# START OF Listing

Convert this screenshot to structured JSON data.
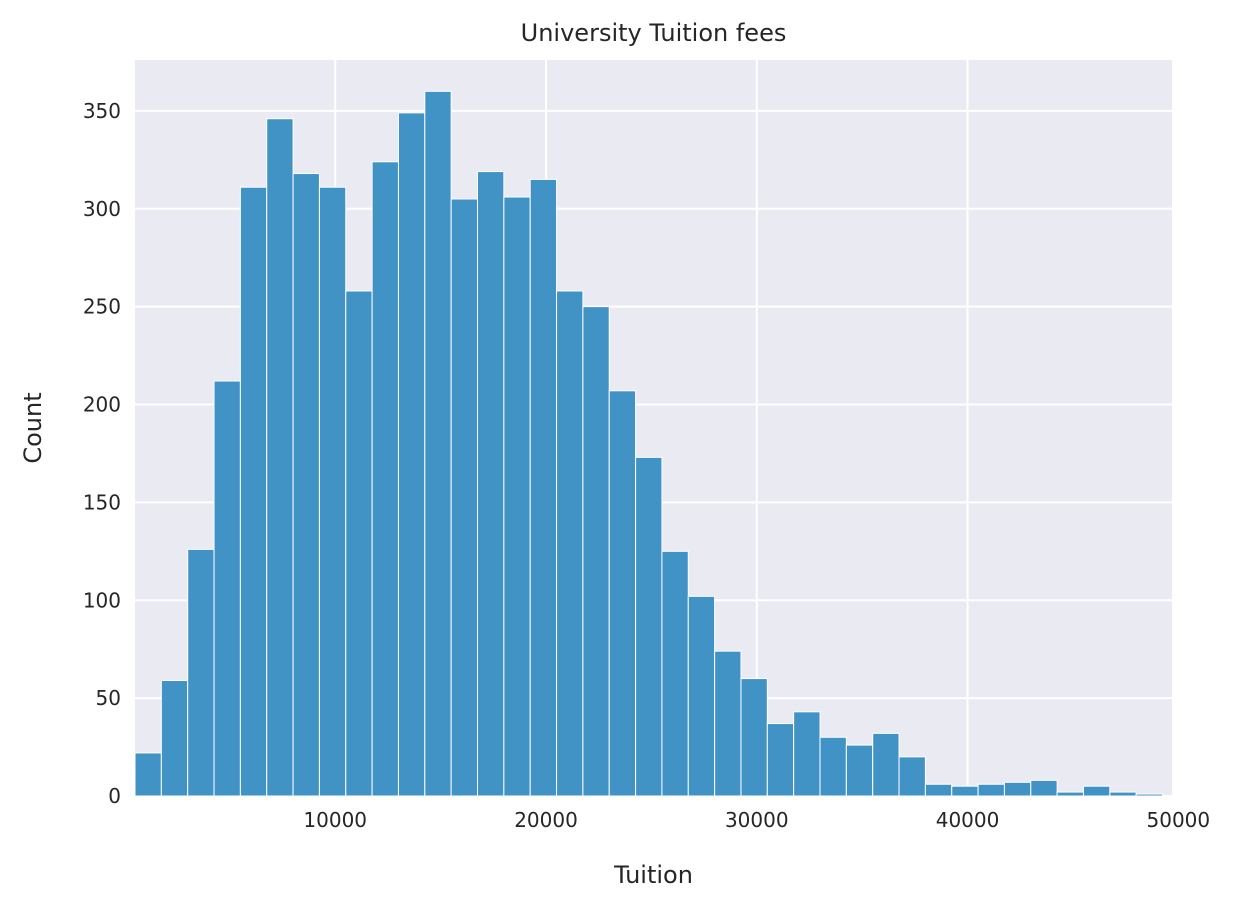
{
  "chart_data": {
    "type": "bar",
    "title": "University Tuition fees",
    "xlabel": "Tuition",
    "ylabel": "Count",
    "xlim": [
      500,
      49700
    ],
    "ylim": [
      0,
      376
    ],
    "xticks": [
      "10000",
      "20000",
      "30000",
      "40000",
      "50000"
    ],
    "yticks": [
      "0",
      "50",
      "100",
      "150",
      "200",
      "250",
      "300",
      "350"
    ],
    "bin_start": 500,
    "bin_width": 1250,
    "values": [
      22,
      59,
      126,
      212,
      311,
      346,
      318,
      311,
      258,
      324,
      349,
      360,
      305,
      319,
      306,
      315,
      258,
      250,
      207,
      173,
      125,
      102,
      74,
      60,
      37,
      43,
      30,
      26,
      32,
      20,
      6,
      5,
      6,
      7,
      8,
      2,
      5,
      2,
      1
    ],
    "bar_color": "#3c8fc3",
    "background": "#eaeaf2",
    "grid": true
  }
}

# END OF Listing
# START OF Listing

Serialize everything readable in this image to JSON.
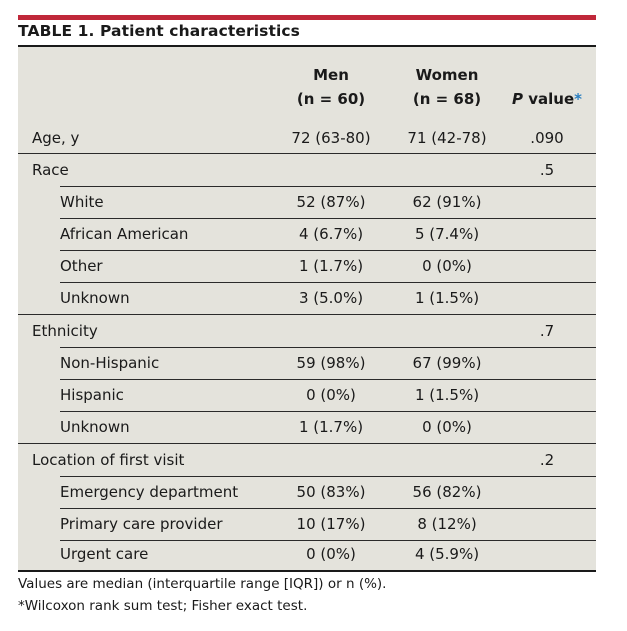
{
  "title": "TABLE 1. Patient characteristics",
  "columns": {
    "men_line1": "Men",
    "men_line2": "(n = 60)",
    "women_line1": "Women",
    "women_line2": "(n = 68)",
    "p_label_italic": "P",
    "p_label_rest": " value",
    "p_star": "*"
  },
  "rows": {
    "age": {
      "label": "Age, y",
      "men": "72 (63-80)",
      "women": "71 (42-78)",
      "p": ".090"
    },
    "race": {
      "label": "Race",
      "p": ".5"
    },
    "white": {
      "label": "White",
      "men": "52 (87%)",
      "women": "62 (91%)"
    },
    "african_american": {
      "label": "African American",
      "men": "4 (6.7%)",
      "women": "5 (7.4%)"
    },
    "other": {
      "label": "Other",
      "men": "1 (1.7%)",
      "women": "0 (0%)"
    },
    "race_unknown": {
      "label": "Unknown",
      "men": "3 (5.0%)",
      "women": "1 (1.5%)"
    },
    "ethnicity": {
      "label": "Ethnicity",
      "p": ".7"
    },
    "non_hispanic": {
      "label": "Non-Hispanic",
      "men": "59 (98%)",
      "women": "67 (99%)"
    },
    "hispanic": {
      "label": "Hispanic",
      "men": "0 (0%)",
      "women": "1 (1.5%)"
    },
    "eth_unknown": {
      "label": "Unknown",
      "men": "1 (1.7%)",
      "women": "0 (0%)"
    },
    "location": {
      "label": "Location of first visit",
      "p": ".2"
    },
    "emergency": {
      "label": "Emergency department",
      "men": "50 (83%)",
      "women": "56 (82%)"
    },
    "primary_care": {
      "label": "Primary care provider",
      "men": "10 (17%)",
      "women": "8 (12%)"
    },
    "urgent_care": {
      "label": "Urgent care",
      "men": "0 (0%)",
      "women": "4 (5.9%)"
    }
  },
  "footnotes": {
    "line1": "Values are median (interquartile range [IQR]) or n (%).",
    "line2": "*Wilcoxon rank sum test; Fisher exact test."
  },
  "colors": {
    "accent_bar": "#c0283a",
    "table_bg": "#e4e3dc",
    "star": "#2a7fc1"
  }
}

# END OF Listing
# START OF Listing

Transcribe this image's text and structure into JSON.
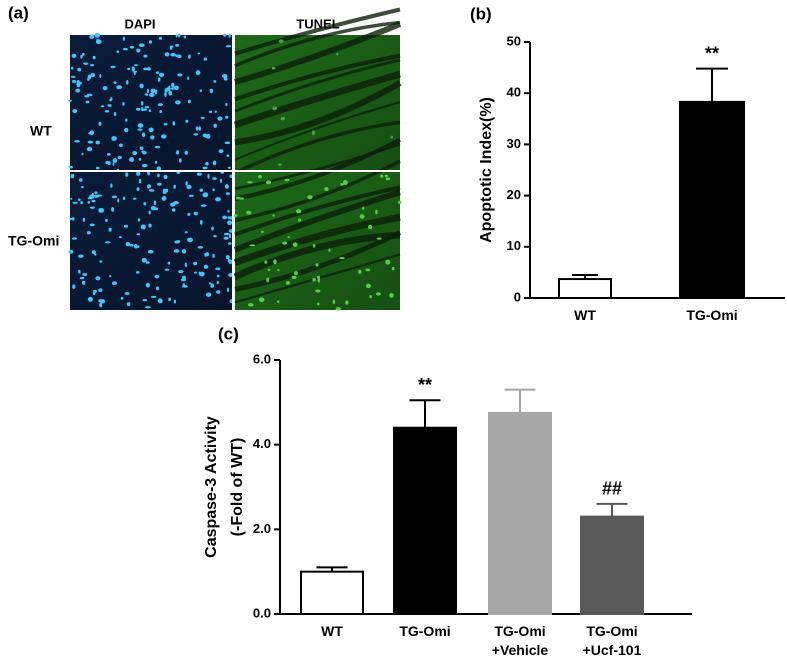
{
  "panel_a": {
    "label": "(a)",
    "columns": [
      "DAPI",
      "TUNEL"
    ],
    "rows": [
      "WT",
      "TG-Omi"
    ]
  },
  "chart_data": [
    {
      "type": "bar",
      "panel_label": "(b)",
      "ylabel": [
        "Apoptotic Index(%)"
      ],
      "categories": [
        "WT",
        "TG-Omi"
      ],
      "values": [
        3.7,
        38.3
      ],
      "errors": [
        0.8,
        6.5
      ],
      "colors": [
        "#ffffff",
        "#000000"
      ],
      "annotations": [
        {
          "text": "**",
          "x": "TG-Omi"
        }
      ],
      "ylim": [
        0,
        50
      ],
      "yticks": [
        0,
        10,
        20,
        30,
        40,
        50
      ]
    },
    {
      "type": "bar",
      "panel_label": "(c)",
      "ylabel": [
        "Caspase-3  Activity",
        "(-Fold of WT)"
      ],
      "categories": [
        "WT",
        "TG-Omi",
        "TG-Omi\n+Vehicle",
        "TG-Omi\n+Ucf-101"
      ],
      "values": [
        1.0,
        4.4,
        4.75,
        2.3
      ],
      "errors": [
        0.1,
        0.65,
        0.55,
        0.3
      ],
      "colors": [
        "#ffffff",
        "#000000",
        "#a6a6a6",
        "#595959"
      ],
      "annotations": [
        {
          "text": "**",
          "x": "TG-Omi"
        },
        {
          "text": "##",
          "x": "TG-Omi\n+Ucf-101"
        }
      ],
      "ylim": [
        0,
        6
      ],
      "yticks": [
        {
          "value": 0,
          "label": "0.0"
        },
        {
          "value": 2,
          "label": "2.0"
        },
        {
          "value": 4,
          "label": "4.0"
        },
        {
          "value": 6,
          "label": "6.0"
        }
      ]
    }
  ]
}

# END OF Listing

# Required task
Go through the entries above and copy every line containing "JSON".

# Written solution
Convert this screenshot to structured JSON data.
Serialize everything readable in this image to JSON.
Transcribe this image's text and structure into JSON.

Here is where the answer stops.